*Material supplied*:
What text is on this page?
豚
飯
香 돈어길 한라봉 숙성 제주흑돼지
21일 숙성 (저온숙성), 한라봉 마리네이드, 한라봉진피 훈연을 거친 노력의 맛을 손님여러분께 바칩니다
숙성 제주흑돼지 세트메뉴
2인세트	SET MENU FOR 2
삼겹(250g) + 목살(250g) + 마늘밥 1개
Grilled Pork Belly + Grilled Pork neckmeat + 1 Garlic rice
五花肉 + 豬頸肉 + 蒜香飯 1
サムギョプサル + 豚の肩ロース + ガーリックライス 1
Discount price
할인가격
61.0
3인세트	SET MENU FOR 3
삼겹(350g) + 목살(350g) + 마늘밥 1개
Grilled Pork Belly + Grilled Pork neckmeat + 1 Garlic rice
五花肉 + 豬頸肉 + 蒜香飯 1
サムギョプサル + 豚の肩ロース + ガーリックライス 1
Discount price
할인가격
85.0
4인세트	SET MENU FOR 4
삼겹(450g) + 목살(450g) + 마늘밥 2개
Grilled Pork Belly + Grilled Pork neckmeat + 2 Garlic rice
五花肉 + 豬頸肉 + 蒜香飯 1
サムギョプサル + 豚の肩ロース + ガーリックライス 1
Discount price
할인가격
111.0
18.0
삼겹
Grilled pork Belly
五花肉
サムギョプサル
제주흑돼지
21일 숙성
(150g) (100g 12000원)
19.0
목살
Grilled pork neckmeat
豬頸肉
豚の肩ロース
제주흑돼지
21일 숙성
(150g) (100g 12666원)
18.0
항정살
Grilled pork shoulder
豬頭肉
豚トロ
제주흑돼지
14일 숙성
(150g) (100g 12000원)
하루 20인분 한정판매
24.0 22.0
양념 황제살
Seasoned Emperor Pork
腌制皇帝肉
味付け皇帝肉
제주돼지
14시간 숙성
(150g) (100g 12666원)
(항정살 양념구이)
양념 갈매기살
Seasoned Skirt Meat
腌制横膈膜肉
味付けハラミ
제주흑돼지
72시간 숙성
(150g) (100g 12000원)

*Job*: Your task is to transcribe the material exactly.

*Task answer*:
What text is on this page?
豚
飯
香 돈어길 한라봉 숙성 제주흑돼지
21일 숙성 (저온숙성), 한라봉 마리네이드, 한라봉진피 훈연을 거친 노력의 맛을 손님여러분께 바칩니다
숙성 제주흑돼지 세트메뉴
2인세트	SET MENU FOR 2
삼겹(250g) + 목살(250g) + 마늘밥 1개
Grilled Pork Belly + Grilled Pork neckmeat + 1 Garlic rice
五花肉 + 豬頸肉 + 蒜香飯 1
サムギョプサル + 豚の肩ロース + ガーリックライス 1
Discount price
할인가격
61.0
3인세트	SET MENU FOR 3
삼겹(350g) + 목살(350g) + 마늘밥 1개
Grilled Pork Belly + Grilled Pork neckmeat + 1 Garlic rice
五花肉 + 豬頸肉 + 蒜香飯 1
サムギョプサル + 豚の肩ロース + ガーリックライス 1
Discount price
할인가격
85.0
4인세트	SET MENU FOR 4
삼겹(450g) + 목살(450g) + 마늘밥 2개
Grilled Pork Belly + Grilled Pork neckmeat + 2 Garlic rice
五花肉 + 豬頸肉 + 蒜香飯 1
サムギョプサル + 豚の肩ロース + ガーリックライス 1
Discount price
할인가격
111.0
18.0
삼겹
Grilled pork Belly
五花肉
サムギョプサル
제주흑돼지
21일 숙성
(150g) (100g 12000원)
19.0
목살
Grilled pork neckmeat
豬頸肉
豚の肩ロース
제주흑돼지
21일 숙성
(150g) (100g 12666원)
18.0
항정살
Grilled pork shoulder
豬頭肉
豚トロ
제주흑돼지
14일 숙성
(150g) (100g 12000원)
하루 20인분 한정판매
24.0 22.0
양념 황제살
Seasoned Emperor Pork
腌制皇帝肉
味付け皇帝肉
제주돼지
14시간 숙성
(150g) (100g 12666원)
(항정살 양념구이)
양념 갈매기살
Seasoned Skirt Meat
腌制横膈膜肉
味付けハラミ
제주흑돼지
72시간 숙성
(150g) (100g 12000원)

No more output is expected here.